▶ _課題文_:
次の記述1.〜3.が抜粋本文の内容と合致するか判定し、それぞれ「はい」または「いいえ」で答えたうえで、判定の根拠となる本文の語句をそのまま引用せよ。
1. この映画は2月に公開された。
2. 筆者は中原めいこの曲のうち「君たちキウイ・パパイア・マンゴーだね」が好きだと述べている。
3. 『(ハル)』はインターネット以前のパソコン通信を扱っている。

▶ _抜粋本文_:
◇ ◇ ◇ ◇ ◇ ◇ ◇
今からこの低体温の映画を熱く語りますが、人様にはお薦めできない映画です。だって、森田芳光ファンの私ですら長年「なんじゃこりゃ?」と思ってましたからね。ところが20数年ぶりに観たら、滅法面白かったんです。

評判となった『家族ゲーム』(83年)の次の作品で、森田君が調子こき始めた頃。才気を鼻にかけてるのが映画の端々から感じられます(<ひどい言い草)。
今にして思えば、1984年(昭和59年)としては新しすぎたんです。

森田芳光作品は食事シーンが多いんですが、キャビア、キウイ、マンゴーなんてね、その存在は知っていても庶民の食卓に乗ることはない時代ですよ。この映画は2月公開なんですが、中原めいこ「君たちキウイ・パパイア・マンゴーだね」は同年4月発売ですからね。ちなみに私は中原めいこなら早見優に提供した「パッション」が好きです。どーでもいい話。

ジュリーの部屋の床置き照明なんか昭和59年当時見たことない。トレンディドラマか!って話ですが、実はトレンディドラマってほとんど「平成」なんですよ。早いな森田君。もっとも彼自身が石田純一主演で『愛と平成の色男』(89年)というトレンディ映画を撮ってますがね。

そもそもパーソナルコンピュータ自体がまだ珍しい時代。Windows以前、まだPC-98時代ですよ。そんな時代に「排除すべき人間」をコンピュータがはじき出すんだから、スピルバーグ『マイノリティ・リポート』(2002年)もビックリ。
ごめんなさい、これは冗談です。
AI技術が進化した今となっては膨大なサンプルの学習が必要であることが分かっていて、「コンピュータが人間を排除する」なんてのは当時の「おとぎ話」に過ぎないわけです。
しかし森田君は『ユー・ガット・メール』(98年)より先に『(ハル)』(96年)でインターネット以前のパソコン通信を扱っていますからね。その片鱗がすでに本作に表れているのです。
◇ ◇ ◇ ◇ ◇ ◇ ◇
▶ _データ部_:
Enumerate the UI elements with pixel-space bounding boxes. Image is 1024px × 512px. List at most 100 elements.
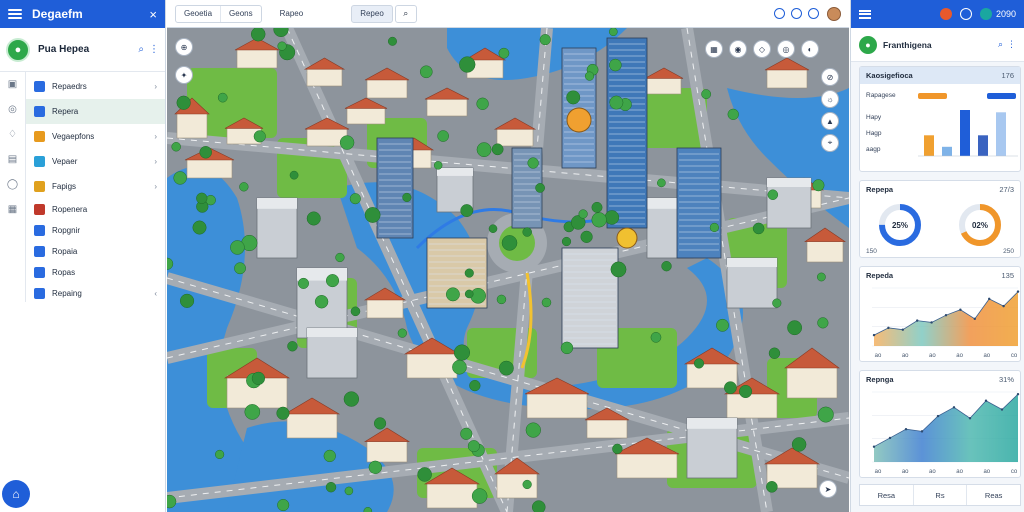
◇ ◇ ◇ ◇ ◇ ◇ ◇
▶ _本問の解答_:
1. はい:「この映画は2月公開なんですが」
2. いいえ:「ちなみに私は中原めいこなら早見優に提供した「パッション」が好きです。」
3. はい:「『(ハル)』(96年)でインターネット以前のパソコン通信を扱っています」